Problem requirements
Check every line of the data below for the string "object", and copy the ones that hold it.

— start of Dataset excerpts —

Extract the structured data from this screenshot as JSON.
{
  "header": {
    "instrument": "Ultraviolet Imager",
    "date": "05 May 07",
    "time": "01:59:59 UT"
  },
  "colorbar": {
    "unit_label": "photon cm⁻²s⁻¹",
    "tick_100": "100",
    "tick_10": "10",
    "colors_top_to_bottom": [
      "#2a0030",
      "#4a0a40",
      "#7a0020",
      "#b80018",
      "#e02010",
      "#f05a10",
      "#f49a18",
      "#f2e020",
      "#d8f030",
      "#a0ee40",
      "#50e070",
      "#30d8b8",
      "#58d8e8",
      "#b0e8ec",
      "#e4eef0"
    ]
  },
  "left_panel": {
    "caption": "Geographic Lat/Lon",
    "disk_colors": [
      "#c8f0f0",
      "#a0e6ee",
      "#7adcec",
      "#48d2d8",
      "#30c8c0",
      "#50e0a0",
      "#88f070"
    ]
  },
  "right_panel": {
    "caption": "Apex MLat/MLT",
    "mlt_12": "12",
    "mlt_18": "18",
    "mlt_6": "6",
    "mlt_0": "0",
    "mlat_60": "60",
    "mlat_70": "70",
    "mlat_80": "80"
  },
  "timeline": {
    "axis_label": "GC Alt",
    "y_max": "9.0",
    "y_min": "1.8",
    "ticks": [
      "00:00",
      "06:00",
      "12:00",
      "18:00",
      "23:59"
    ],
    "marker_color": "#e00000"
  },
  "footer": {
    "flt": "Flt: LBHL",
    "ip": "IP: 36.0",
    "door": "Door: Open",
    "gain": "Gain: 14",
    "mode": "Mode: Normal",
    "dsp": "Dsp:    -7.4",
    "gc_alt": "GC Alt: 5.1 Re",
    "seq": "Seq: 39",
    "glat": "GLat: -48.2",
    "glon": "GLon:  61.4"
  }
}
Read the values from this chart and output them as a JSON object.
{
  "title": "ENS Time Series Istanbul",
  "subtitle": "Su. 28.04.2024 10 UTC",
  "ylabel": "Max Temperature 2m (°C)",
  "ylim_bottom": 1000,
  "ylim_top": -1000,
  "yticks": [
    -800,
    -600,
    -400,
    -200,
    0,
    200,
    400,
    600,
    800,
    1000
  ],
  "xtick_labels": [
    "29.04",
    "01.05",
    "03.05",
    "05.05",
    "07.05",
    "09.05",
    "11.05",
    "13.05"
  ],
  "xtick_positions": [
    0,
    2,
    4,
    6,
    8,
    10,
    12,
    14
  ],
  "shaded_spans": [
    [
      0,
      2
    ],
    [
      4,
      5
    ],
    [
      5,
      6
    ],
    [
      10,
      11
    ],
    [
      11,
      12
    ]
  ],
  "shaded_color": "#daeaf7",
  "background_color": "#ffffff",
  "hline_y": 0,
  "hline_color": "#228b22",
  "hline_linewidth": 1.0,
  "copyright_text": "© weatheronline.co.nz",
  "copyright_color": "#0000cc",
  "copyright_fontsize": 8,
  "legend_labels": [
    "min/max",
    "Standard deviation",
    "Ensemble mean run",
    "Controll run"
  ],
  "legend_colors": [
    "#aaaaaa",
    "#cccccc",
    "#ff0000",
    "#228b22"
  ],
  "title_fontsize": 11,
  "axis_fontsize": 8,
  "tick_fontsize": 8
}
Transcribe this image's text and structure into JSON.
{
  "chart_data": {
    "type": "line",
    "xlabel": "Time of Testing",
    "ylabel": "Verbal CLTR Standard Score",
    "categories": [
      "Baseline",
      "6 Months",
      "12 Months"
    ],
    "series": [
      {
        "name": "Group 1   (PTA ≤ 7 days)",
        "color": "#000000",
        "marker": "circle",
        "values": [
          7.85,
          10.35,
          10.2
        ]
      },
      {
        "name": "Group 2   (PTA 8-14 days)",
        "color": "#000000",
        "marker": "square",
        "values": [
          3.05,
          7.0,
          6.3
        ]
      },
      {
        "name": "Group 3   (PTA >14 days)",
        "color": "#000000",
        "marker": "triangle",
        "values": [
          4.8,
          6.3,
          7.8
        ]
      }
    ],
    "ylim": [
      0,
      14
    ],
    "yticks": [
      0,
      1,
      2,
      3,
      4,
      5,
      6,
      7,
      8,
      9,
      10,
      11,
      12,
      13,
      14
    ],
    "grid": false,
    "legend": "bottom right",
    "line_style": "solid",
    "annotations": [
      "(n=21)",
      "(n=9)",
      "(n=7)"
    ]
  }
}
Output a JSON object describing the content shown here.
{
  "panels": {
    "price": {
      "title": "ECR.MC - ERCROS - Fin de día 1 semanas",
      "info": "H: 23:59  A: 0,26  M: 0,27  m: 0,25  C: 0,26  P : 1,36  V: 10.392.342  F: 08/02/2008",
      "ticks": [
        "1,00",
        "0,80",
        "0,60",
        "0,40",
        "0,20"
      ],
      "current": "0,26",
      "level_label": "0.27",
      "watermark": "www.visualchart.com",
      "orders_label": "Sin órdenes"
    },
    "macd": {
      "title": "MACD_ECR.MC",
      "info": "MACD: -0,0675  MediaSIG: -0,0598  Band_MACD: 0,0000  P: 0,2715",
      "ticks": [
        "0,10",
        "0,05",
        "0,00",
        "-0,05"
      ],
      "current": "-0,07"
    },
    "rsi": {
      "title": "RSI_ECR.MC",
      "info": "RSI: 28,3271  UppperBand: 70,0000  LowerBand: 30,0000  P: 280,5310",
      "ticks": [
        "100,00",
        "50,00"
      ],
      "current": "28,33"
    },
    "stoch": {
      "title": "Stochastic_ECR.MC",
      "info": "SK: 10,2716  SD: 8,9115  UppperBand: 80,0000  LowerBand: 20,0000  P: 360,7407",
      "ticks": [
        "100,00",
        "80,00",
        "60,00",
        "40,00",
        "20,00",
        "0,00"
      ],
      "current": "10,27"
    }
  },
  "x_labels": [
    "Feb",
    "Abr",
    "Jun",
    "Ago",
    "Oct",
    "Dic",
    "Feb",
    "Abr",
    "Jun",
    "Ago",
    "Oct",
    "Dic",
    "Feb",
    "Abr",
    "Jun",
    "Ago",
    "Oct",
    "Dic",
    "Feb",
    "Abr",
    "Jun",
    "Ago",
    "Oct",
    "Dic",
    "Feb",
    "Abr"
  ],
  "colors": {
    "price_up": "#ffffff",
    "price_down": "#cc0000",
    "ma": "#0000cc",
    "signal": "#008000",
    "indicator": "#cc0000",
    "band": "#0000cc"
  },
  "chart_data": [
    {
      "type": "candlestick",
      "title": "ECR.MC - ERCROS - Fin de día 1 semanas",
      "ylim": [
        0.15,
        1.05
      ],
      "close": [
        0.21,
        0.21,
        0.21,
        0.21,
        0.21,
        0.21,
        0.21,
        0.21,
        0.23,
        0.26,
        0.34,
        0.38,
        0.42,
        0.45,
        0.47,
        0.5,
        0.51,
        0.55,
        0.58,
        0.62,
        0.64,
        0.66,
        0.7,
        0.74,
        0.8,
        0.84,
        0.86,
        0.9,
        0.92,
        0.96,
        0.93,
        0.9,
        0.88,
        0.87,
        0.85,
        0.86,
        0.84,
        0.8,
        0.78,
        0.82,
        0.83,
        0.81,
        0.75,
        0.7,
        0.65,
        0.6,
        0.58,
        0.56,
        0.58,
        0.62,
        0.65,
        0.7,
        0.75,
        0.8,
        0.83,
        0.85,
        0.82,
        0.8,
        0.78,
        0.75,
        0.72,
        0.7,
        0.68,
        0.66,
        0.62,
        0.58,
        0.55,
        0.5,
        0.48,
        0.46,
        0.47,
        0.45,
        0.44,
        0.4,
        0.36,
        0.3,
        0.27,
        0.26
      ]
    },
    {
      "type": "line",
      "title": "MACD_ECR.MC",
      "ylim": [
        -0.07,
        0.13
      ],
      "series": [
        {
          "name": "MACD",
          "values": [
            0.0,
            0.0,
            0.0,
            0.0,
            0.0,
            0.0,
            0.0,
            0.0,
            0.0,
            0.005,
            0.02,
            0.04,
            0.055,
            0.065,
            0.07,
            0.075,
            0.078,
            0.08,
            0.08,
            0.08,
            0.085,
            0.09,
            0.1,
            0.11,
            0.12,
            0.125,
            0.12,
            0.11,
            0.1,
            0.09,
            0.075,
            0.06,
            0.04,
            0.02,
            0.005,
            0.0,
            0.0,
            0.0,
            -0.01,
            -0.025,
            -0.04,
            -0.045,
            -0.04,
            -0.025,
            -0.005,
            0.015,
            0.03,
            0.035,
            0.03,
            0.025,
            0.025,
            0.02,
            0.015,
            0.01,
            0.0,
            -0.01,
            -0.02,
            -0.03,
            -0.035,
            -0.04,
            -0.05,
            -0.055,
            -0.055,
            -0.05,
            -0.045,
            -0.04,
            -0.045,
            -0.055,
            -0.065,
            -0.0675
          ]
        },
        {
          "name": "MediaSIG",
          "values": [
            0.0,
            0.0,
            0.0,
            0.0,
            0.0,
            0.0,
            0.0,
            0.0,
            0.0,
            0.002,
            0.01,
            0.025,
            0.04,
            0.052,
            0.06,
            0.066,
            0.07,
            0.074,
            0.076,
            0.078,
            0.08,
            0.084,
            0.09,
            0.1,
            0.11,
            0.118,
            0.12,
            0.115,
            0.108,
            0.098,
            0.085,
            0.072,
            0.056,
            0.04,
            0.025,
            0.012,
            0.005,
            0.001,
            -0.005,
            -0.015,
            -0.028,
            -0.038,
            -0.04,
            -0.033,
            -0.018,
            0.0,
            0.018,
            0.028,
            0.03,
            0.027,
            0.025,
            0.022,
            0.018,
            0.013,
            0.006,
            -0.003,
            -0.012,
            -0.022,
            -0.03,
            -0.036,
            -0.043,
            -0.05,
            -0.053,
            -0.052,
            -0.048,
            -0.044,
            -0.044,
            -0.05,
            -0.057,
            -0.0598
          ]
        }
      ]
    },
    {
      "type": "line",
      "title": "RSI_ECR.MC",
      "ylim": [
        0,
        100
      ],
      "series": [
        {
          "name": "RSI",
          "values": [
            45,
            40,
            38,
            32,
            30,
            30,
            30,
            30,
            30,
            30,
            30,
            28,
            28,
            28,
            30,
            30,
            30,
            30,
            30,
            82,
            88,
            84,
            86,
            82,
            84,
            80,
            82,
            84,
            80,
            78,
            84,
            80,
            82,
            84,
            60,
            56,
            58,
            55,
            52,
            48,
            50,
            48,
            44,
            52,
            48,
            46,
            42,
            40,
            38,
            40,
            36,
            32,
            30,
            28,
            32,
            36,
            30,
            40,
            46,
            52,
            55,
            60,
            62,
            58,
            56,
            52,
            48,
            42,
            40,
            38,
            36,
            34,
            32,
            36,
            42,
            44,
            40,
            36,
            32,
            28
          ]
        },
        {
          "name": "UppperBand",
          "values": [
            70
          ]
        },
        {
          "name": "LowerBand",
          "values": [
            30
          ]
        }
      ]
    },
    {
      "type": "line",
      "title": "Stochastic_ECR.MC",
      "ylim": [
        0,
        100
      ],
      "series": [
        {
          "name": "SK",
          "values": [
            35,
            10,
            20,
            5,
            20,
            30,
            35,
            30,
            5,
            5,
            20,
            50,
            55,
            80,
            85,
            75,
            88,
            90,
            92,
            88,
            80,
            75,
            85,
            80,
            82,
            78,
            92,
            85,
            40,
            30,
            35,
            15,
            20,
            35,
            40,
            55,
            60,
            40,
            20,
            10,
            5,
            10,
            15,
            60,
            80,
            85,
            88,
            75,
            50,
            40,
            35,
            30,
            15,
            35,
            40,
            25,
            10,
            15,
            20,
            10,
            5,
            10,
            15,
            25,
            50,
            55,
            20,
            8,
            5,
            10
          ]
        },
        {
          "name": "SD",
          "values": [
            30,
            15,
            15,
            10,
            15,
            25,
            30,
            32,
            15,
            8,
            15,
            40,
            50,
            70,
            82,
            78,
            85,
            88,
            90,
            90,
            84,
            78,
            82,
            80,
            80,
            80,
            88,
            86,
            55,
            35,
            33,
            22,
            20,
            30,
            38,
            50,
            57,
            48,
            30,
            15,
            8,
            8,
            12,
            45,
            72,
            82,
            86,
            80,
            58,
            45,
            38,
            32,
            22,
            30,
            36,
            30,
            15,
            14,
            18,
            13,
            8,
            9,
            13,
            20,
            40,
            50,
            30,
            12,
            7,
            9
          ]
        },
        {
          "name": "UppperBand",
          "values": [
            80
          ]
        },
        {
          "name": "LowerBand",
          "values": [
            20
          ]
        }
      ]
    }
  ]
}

— end of Dataset excerpts —

Exercise result
Read the values from this chart and output them as a JSON object.
Output a JSON object describing the content shown here.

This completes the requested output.